PROBLEM DESCRIPTION: In the records below, pick out all lines containing the word "Детали".

........

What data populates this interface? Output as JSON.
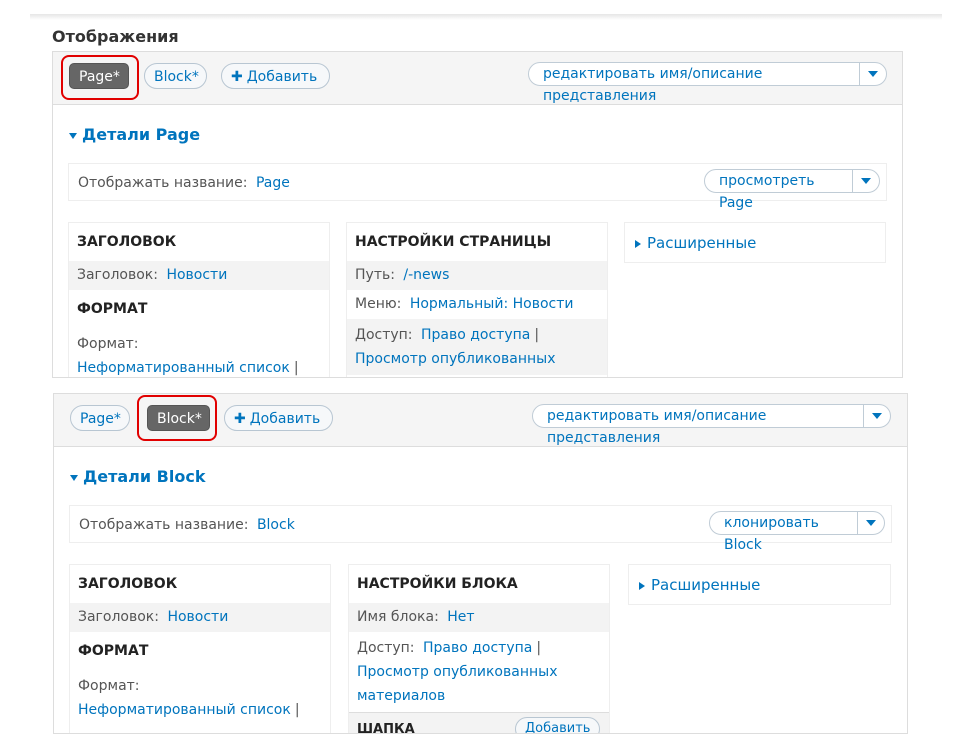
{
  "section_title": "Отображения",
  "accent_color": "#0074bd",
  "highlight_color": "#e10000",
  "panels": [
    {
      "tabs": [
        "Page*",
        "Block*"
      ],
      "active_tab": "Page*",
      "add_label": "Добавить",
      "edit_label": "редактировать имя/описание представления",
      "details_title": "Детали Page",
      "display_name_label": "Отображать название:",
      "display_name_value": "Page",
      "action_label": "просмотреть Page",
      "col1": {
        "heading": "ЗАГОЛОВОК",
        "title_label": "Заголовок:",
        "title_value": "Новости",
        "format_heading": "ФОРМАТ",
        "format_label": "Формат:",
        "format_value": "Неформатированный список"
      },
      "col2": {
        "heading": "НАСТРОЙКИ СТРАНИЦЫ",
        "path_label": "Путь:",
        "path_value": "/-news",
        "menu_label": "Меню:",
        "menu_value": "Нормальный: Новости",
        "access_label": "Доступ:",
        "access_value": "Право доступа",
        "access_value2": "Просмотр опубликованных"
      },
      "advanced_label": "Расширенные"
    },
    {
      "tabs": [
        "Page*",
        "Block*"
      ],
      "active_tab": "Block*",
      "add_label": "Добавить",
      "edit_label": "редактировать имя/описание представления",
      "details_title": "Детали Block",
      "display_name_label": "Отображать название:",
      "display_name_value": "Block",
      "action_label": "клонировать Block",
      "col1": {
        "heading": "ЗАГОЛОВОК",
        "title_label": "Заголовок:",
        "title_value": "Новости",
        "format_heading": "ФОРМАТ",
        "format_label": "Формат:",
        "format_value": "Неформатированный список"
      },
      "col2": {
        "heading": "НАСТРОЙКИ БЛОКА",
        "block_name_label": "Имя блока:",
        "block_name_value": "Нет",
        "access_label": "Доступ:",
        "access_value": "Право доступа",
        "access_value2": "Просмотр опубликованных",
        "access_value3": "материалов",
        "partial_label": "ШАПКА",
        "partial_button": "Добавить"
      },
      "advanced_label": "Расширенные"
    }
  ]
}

........

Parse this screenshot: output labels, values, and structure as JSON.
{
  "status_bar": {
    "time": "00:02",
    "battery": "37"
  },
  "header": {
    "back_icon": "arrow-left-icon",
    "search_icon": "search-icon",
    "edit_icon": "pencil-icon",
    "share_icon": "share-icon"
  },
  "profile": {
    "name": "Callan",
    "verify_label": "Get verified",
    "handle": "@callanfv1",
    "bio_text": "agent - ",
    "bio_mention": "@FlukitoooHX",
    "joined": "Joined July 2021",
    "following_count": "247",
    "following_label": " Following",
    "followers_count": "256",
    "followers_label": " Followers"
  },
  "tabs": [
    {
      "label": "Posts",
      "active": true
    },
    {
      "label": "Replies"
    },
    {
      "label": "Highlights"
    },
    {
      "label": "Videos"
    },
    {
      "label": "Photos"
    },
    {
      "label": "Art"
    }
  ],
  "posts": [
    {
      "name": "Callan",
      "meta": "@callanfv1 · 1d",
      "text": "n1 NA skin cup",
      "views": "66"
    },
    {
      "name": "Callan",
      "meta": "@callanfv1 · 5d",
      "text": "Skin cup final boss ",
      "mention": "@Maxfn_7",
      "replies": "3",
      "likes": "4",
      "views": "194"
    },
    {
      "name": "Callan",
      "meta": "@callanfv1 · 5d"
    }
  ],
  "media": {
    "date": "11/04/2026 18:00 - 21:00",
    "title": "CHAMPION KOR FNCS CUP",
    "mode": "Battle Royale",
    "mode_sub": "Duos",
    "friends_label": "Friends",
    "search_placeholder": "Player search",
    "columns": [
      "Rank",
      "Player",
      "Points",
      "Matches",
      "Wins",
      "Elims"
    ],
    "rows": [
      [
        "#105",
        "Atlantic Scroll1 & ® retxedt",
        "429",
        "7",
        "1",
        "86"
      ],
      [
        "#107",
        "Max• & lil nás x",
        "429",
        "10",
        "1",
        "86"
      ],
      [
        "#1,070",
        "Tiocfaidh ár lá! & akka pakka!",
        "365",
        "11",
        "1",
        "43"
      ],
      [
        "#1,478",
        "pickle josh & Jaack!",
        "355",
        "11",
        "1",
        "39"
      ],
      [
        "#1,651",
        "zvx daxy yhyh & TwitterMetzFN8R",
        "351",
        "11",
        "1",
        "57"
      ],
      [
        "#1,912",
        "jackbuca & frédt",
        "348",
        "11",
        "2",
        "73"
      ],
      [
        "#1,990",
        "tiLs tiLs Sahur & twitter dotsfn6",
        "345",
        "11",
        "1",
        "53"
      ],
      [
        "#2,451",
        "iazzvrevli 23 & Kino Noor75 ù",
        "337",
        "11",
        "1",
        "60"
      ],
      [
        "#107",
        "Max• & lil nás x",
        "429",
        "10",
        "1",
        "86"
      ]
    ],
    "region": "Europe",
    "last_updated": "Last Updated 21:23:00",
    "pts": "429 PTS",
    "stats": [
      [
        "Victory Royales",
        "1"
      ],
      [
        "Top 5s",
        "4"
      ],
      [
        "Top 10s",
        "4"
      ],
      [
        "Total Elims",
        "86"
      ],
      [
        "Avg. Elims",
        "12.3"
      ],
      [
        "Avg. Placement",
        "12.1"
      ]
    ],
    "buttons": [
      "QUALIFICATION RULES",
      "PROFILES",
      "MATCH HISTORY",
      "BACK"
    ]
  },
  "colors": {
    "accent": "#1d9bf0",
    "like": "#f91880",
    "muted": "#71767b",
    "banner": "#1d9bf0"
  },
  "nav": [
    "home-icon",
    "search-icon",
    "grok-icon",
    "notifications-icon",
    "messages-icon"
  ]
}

........

RESPONSE TO THE TASK:
      "details_title": "Детали Page",
      "details_title": "Детали Block",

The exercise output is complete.